#### [What the task requires]
Swap "junction" for "node" in the records from the line with "946, 528, 961]" to the line with "624, 728, 636]", and write those lines out again with everything else unchanged.

Element box annotations
=-=-=-=-=
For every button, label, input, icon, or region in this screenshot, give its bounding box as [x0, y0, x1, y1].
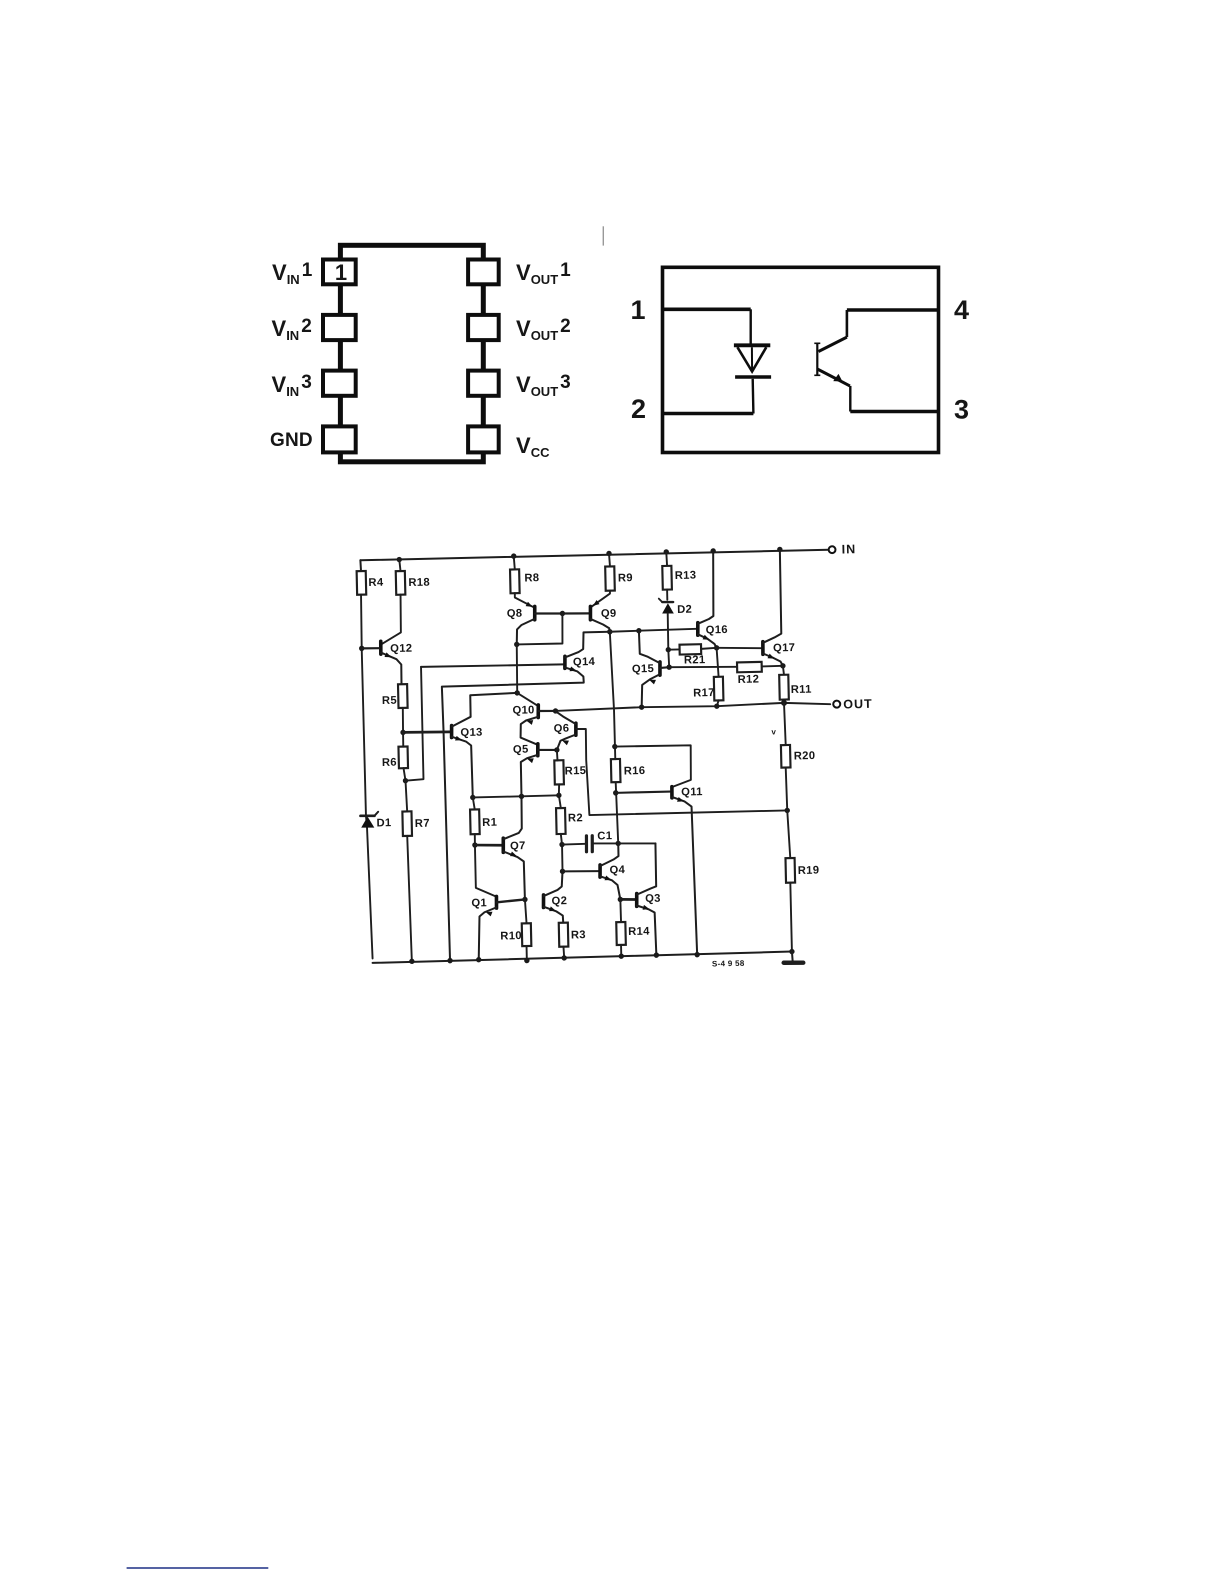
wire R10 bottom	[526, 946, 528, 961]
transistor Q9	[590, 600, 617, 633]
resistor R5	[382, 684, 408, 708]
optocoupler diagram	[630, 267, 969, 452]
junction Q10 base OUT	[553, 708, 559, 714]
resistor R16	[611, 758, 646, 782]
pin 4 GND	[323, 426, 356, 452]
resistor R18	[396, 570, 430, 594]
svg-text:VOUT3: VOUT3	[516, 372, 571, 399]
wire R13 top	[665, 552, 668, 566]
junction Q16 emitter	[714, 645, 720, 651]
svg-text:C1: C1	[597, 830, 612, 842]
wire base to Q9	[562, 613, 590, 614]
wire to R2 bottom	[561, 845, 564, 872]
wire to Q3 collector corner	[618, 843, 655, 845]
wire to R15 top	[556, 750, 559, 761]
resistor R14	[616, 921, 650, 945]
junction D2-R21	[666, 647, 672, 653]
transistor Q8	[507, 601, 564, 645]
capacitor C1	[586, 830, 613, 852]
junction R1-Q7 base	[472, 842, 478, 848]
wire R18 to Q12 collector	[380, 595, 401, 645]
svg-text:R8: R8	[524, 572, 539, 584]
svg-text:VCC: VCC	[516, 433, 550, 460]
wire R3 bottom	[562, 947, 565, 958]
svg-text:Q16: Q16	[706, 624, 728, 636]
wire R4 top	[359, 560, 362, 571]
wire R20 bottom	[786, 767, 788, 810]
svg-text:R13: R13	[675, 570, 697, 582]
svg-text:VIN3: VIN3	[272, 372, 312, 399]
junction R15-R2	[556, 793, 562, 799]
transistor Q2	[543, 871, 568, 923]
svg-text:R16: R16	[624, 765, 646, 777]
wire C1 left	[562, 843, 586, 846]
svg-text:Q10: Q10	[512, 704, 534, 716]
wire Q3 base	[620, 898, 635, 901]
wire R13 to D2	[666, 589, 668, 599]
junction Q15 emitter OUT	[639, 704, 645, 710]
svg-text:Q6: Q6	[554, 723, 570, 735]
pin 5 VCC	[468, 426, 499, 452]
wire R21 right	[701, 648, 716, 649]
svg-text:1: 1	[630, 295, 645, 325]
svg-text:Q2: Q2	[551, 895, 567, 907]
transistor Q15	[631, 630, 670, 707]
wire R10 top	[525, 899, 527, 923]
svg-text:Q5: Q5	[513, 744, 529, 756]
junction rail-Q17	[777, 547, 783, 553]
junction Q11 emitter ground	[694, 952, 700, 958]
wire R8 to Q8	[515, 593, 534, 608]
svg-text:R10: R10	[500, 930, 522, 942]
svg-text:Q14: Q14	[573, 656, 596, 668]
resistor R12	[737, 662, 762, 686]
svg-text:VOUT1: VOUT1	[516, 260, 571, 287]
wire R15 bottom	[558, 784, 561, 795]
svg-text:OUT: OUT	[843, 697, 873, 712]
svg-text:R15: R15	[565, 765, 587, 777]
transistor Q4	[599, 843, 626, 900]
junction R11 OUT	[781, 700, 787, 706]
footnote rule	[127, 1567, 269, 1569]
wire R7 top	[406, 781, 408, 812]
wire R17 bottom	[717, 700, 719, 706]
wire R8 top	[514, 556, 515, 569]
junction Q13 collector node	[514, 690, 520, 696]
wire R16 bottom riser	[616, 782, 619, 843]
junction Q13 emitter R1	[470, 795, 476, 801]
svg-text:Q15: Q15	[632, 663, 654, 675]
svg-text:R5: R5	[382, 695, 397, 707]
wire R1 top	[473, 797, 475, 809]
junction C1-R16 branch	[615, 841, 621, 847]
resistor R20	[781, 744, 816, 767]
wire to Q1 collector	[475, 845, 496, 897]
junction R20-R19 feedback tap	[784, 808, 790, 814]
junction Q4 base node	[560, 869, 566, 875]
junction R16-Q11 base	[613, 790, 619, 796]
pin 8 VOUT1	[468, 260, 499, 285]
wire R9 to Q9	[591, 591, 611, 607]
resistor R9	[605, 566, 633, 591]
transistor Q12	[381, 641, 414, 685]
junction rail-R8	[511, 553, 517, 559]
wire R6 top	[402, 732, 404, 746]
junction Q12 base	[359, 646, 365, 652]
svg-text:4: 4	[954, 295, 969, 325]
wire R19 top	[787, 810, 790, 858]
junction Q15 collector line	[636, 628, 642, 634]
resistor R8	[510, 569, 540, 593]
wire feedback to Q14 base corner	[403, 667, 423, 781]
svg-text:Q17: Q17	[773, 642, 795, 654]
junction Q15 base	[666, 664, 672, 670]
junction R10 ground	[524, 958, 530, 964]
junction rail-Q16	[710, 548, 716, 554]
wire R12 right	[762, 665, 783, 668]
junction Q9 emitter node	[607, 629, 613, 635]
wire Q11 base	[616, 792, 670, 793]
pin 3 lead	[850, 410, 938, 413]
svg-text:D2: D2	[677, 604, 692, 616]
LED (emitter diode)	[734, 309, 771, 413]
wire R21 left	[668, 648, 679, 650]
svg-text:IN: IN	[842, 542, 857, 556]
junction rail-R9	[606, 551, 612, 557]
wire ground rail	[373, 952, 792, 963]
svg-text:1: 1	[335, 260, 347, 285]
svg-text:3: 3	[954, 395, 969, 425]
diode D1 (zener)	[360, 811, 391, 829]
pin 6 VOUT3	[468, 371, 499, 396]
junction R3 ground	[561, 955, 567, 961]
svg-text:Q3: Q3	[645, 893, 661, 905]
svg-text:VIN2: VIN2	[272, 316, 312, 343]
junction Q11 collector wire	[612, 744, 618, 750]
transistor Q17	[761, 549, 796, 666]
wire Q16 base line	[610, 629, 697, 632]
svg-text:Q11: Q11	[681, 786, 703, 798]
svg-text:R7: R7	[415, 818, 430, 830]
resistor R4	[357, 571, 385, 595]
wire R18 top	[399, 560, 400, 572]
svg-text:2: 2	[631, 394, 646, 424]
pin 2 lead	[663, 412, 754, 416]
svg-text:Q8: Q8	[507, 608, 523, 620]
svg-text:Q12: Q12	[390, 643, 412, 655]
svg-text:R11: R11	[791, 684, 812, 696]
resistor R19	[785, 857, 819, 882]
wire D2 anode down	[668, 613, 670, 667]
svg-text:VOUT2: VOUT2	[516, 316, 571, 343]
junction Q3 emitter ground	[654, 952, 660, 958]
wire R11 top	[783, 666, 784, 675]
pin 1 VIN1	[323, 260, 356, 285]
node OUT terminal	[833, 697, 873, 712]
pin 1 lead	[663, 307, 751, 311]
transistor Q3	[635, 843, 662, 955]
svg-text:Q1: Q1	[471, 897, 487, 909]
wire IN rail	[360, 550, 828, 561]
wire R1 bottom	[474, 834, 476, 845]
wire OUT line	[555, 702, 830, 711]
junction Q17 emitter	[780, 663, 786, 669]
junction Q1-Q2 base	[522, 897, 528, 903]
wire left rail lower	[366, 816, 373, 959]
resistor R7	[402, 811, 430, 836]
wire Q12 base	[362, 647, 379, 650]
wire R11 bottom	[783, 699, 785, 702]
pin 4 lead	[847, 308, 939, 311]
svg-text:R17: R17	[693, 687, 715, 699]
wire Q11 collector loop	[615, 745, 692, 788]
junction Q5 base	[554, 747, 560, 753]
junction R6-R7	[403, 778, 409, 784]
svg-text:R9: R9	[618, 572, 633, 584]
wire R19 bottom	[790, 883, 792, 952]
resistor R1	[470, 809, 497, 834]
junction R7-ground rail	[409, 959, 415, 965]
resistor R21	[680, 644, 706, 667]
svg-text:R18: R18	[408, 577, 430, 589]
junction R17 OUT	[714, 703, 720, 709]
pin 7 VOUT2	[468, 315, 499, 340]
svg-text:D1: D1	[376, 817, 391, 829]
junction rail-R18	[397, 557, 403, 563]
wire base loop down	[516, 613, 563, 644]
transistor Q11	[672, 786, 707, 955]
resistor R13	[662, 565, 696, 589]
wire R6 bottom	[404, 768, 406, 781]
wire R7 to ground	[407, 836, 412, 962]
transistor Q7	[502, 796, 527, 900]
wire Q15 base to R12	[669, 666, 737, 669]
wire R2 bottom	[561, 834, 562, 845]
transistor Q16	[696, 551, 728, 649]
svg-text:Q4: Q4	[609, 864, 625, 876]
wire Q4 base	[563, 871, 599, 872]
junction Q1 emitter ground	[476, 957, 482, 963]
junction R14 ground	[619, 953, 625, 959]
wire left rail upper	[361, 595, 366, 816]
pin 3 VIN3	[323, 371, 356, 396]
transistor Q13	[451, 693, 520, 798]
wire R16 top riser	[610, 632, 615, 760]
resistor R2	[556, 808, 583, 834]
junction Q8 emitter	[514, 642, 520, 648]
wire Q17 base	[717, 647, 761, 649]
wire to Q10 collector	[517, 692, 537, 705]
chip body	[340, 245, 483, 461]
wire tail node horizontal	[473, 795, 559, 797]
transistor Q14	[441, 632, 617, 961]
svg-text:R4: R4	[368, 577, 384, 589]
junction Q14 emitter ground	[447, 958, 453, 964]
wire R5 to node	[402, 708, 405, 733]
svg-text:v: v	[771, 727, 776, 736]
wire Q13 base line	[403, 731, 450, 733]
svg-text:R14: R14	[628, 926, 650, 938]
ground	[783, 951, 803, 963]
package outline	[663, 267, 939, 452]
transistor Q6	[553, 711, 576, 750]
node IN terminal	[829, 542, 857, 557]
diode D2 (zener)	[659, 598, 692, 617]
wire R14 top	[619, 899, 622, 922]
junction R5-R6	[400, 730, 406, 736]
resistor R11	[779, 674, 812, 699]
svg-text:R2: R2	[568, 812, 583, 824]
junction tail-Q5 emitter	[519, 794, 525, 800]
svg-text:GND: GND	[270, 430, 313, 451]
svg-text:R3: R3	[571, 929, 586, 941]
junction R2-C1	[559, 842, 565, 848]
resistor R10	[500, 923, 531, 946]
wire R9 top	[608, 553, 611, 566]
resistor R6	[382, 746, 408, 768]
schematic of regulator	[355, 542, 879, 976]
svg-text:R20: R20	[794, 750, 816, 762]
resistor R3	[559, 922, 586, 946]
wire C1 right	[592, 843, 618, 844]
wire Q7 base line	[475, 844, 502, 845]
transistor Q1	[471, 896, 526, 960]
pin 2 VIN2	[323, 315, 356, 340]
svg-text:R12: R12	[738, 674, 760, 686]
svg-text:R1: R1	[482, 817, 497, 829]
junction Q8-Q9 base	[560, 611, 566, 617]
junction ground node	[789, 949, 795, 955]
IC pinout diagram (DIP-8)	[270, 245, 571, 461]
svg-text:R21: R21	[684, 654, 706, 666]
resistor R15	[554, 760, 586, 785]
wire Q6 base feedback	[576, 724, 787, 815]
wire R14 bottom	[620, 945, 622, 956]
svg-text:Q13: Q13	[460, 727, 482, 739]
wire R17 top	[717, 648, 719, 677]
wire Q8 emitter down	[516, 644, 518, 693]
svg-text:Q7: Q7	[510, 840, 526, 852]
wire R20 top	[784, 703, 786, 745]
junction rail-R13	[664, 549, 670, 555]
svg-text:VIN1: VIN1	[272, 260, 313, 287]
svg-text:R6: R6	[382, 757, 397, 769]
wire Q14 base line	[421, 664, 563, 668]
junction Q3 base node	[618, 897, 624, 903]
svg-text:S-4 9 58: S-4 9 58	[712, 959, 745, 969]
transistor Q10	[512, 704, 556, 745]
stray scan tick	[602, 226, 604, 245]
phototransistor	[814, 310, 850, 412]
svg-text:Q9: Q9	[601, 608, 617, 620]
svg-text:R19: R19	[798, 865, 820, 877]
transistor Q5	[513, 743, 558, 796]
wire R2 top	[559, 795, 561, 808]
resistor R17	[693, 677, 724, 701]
=-=-=-=-=
#### [Solution for this exercise]
wire R10 bottom	[526, 946, 528, 961]
transistor Q9	[590, 600, 617, 633]
resistor R5	[382, 684, 408, 708]
optocoupler diagram	[630, 267, 969, 452]
node Q10 base OUT	[553, 708, 559, 714]
resistor R16	[611, 758, 646, 782]
pin 4 GND	[323, 426, 356, 452]
resistor R18	[396, 570, 430, 594]
svg-text:VOUT3: VOUT3	[516, 372, 571, 399]
wire R13 top	[665, 552, 668, 566]
node Q16 emitter	[714, 645, 720, 651]
svg-text:C1: C1	[597, 830, 612, 842]
wire base to Q9	[562, 613, 590, 614]
wire to R2 bottom	[561, 845, 564, 872]
wire to Q3 collector corner	[618, 843, 655, 845]
wire to R15 top	[556, 750, 559, 761]
resistor R14	[616, 921, 650, 945]
node D2-R21	[666, 647, 672, 653]
transistor Q8	[507, 601, 564, 645]
capacitor C1	[586, 830, 613, 852]
node R1-Q7 base	[472, 842, 478, 848]
wire R18 to Q12 collector	[380, 595, 401, 645]
svg-text:R8: R8	[524, 572, 539, 584]
svg-text:VCC: VCC	[516, 433, 550, 460]
wire R3 bottom	[562, 947, 565, 958]
svg-text:Q16: Q16	[706, 624, 728, 636]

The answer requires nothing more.